Sanal ortamda en yaygın faaliyetlerden biri, elektronik postadır (e-mail veya electronic-mail). Bu, bilgisayarlarda depolanmış olan verilerin, bilgi ağları vasıtasıyla kullanıcılar arasında iletilmesinden ibaret olan bir faaliyettir. Yine bu ortamda birden fazla kişinin sanal ortamda bir araya gelip, elektronik tartışma grupları oluşturması da diğer bir faaliyettir. Burada gruba üye olan kimseler arasında, bilgisayarlar vasıtasıyla veriler iletilmektedir. Sanal ortamda günümüzde giderek önemi artan ve telif hakları bakımında klâsik yöntemleri zorlayan en önemli faaliyet elektronik yayıncılıktır. Gerçekten de, bu ortamda eserin maddî varlığına gerek duyulmadan,  eser dijital hale getirildikten sonra bilgi ağları yoluyla birkaç klavye tuşu ile, dünyanın her yanından erişilebilir hale gelmektedir. Internet üzerinden, herhangi bir gazete veya dergiye abone olmak mümkündür. Yine film, müzik, video kasetlere sanal ortamda ulaşılabilmektedir.  Sanal ortamda ticarî reklâmlar, bilgisayar oyunları eğitim hizmetleri ve chat hizmeti de verilmektedir. Internet üzerinde eğitimin kavramı ile birlikte bu Web sayfalarından verilen bilgiler, kitaplar, sözlükler,  bu eserlerin sahiplerinin haklarının korunması bakımından büyük önem arz etmektedir. Sanal ortamda kullanıcıların hizmetine sunulan arama motorları önemli bir faaliyet olarak  karşımıza  çıkmaktadır.  Arama   motorları   yoluyla kullanıcılar,  anahtar  kelimeler  kullanarak istedikleri alanda, istedikleri verilere kolayca ulaşabilmektedir. Fakat arama motorları yoluyla Internet üzerinde telif hakların ihlâl potansiyeli artmaktadır. Özellikle, Internet üzerinde yapılan müzik sunumlarına erişmek için arama motorları kullanıcılara büyük kolaylık sağlamaktadır.

 Dijitalleştirme, saklanma ve aktarılma aşamalarında bilgilerin ve verilerin sayısal biçimlere dönüştürülmesidir. Internet ortamında veriler bu şekilde, daha kolay ve hızlı bir şekilde başkalarına aktarılabilmektedir. Dijitalleştirme, eserde bir değişiklik meydana getirmemekte, sadece onda teknik anlamda bir yenilik yapılmaktadı. Dijitalleştirme, eserin hızlı bir şekilde yayılmasına imkân vermek suretiyle, fikrî hak ihlâllerini kolaylaştırmakta ve çabuklaştırmaktadır. Gerçekten bilgisayarın klavyesindeki birkaç tuşa basmak suretiyle, dijital hale getirilen eser üzerindeki haklar kolayca ihlâl edilebilmektedir. Bu ihlâllere engel olmak
için, hukukî mekanizmalar yanında, teknik imkânlar da geliştirilmektedir. Teknolojinin sunduğu bu imkânın kötüye kullanılmasının önlenmesi için dijital eserler, deyim yerindeyse “su üstüne yazılan yazı” gibi kopyalanamaz hale getirilmeye çalışılmaktadır.

» **Kayıtlı öğeler**
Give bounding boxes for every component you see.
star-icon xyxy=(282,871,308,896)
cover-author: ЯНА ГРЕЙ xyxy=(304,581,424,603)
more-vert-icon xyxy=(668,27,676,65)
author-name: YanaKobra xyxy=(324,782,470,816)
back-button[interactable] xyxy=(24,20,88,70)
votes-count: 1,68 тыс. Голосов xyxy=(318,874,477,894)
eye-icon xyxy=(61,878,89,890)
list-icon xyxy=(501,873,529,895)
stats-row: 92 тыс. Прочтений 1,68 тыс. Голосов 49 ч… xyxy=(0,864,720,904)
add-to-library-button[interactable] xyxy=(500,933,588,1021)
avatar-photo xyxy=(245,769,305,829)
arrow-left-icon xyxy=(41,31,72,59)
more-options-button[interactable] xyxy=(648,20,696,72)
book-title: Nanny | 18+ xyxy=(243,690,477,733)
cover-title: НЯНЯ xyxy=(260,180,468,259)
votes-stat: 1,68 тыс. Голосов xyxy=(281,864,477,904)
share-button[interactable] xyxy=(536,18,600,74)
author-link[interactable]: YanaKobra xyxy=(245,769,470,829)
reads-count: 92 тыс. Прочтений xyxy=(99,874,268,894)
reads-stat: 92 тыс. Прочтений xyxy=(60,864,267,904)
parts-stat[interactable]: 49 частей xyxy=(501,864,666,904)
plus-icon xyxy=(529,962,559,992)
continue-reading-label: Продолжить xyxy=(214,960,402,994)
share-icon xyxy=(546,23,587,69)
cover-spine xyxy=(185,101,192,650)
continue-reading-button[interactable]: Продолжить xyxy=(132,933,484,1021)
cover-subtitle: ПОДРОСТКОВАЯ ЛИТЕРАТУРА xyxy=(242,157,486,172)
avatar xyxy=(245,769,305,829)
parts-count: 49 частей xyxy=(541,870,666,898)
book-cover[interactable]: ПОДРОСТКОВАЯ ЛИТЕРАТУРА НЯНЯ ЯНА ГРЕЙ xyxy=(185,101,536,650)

» **Alıştırma tanımı**
Sanal ortamda telif haklarını anlatan metni son cümlesinden sonra ele alıp devam ettirin. Öğelere ihtiyaç yoktur.

» **Alıştırma sonucu**
“Multimedya” kavramı, tam olarak işlenmiş bir sözcük değildir. Fakat bu deyim, kavram olarak “iletişim alanında var olan  yöntemlerin birkaçının bir arada sunulması” şeklinde tanımlanabilir. Gerçekten de, diğer iletim yöntemlerinden farklı olarak Multimedyada, ses, görüntü, yazı, film, müzikler aynı anda karışık olarak bir arada sunulmaktadır. Burada zamana bağlı olmaksızın, dileyenin her istediği anda, sunulan içeriğe ulaşma imkânı sağlanmaktadır. Hizmetten yararlanan belli bir anda, bir programa bağlı olarak erişimden ziyade, istediği zaman içeriğe kavuşmaktadır.  

 Mp3, müzik parçalarının teknik bir yöntemle sıkıştırılması anlamında
kullanılmaktadır. Yukarıda da belirtildiği gibi, bu yöntemle müzik parçaları onda birine kadar sıkıştırılarak, hem Internet üzerinden daha kolay iletilmekte, hem de bilgisayarlarda daha az yer kaplamak suretiyle, kullanıcılara kolaylık sağlamaktadır. Bu şekilde müzik eserlerinin sıkıştırılması Almanya’nın Frauenfoher Enstitüsü’nde geliştirilmiş ve dünyada hızla yayılmıştır. Günümüzde müzik eserlerinin büyük kısmı Mp3 formatına çevrilerek, Internet üzerinden yayılmaktadır. Sözkonusu sistem, fikrî haklar bakımından ciddi bir ihlâl potansiyeli taşımaktadır. Gerçekten de, günümüzde arama motorlarına verilen kavramlar arasında müzik sunumları, ilk sıraya yükselmiştir. 


Bütün bu teknolojik gelişmelerin ardından çıkan bu sorunların Yeni Medya kaynaklı olduğu anlamına gelmeyen ve bunun Yeni Medya’nın kendi ruhuna uygun olarak çözüme kavuşturulması gerekiyor. Diğer bir deyişle sorunu yaratan Yeni Medya’nın kendisi değil, sorun daha çok, eskinin yeniye ayak uyduramaması olarak da yorumlanabilir. Daha somut bir örnekle desteklersek; gelişim çağında olan bir çocuğun aynı ayakkabıları giymesi mümkün değildir. İşte bu noktada Yeni Medya’ya giydirilmeye çalışılan elbise dar gelmektedir. Hızlı bir şekilde gelişmekte olan Yeni Medya’nın elbetteki etkisi de büyük olacaktır. Onun değil; yeni düzenlemelerin ona uydurulması gerekiyor. Çoğu sanatçı kendi yarattığı alternatiflerle, Yeni Medya’nın telif hakları üzerinde yarattığı etkiyi göz önüne alarak bu düzene ayak uydurmaya çalışıyor. Artık birçok eser Yeni Medya’ya uyumlu olarak üretilmektedir. Telif hakkı sorunsalı göz önünde bulundurularak yeni metodlar geliştirilmekte.



Kaynaklar:

Ramazan Acun İnternet ve Telif hakları Bilgi Dünyası 1/1 (Nisan 2000)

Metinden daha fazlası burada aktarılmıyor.